**Exercise input**

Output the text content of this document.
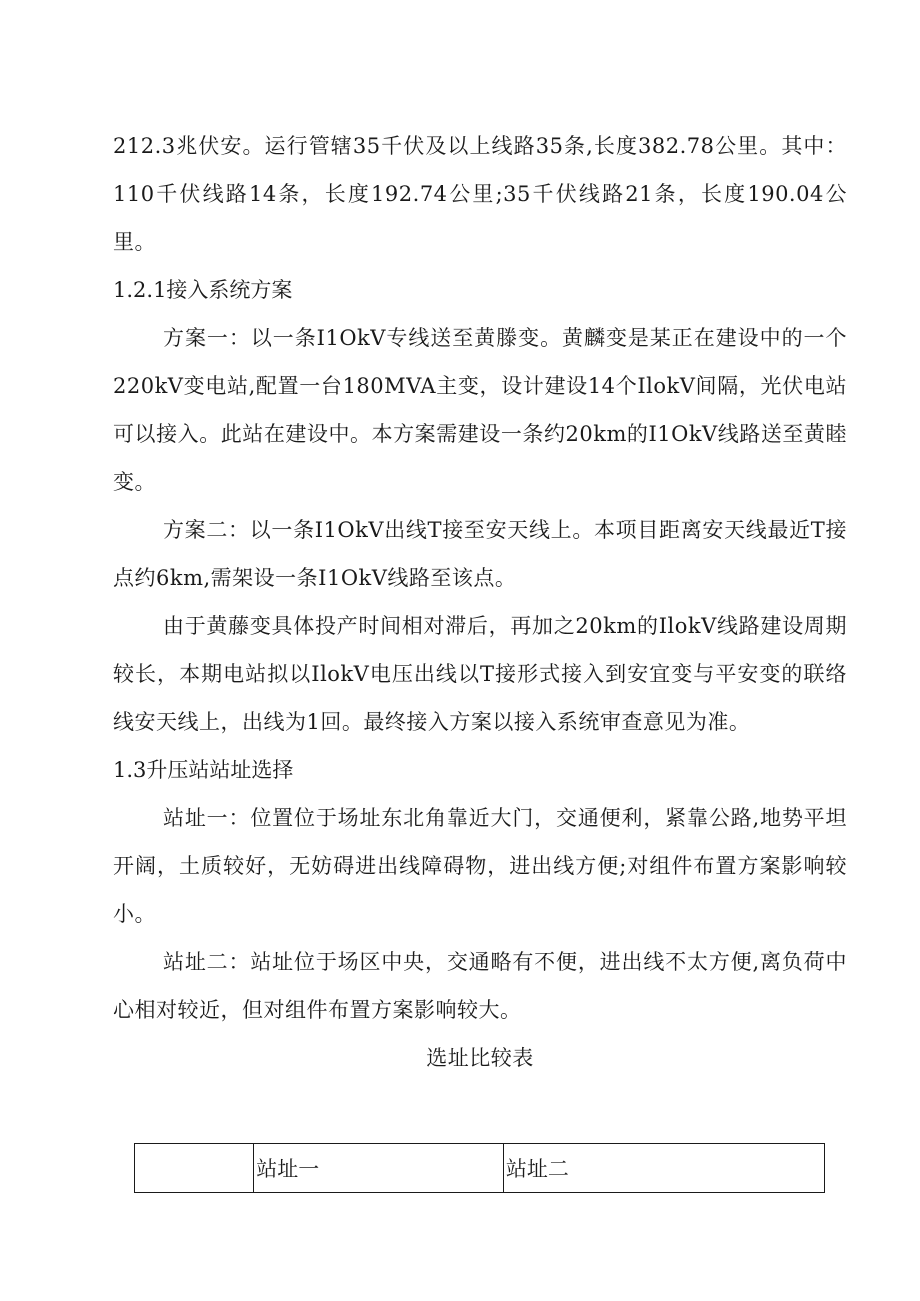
212.3兆伏安。运行管辖35千伏及以上线路35条,长度382.78公里。其中：110千伏线路14条，长度192.74公里;35千伏线路21条，长度190.04公里。

1.2.1接入系统方案

方案一：以一条I1OkV专线送至黄滕变。黄麟变是某正在建设中的一个220kV变电站,配置一台180MVA主变，设计建设14个IlokV间隔，光伏电站可以接入。此站在建设中。本方案需建设一条约20km的I1OkV线路送至黄睦变。

方案二：以一条I1OkV出线T接至安天线上。本项目距离安天线最近T接点约6km,需架设一条I1OkV线路至该点。

由于黄藤变具体投产时间相对滞后，再加之20km的IlokV线路建设周期较长，本期电站拟以IlokV电压出线以T接形式接入到安宜变与平安变的联络线安天线上，出线为1回。最终接入方案以接入系统审查意见为准。

1.3升压站站址选择

站址一：位置位于场址东北角靠近大门，交通便利，紧靠公路,地势平坦开阔，土质较好，无妨碍进出线障碍物，进出线方便;对组件布置方案影响较小。

站址二：站址位于场区中央，交通略有不便，进出线不太方便,离负荷中心相对较近，但对组件布置方案影响较大。

选址比较表

	站址一	站址二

**What to work on**
Write out again every line above exactly as given; the pictures do not belong in the copy.

**Completed task**
Output the text content of this document.
212.3兆伏安。运行管辖35千伏及以上线路35条,长度382.78公里。其中：110千伏线路14条，长度192.74公里;35千伏线路21条，长度190.04公里。

1.2.1接入系统方案

方案一：以一条I1OkV专线送至黄滕变。黄麟变是某正在建设中的一个220kV变电站,配置一台180MVA主变，设计建设14个IlokV间隔，光伏电站可以接入。此站在建设中。本方案需建设一条约20km的I1OkV线路送至黄睦变。

方案二：以一条I1OkV出线T接至安天线上。本项目距离安天线最近T接点约6km,需架设一条I1OkV线路至该点。

由于黄藤变具体投产时间相对滞后，再加之20km的IlokV线路建设周期较长，本期电站拟以IlokV电压出线以T接形式接入到安宜变与平安变的联络线安天线上，出线为1回。最终接入方案以接入系统审查意见为准。

1.3升压站站址选择

站址一：位置位于场址东北角靠近大门，交通便利，紧靠公路,地势平坦开阔，土质较好，无妨碍进出线障碍物，进出线方便;对组件布置方案影响较小。

站址二：站址位于场区中央，交通略有不便，进出线不太方便,离负荷中心相对较近，但对组件布置方案影响较大。

选址比较表

	站址一	站址二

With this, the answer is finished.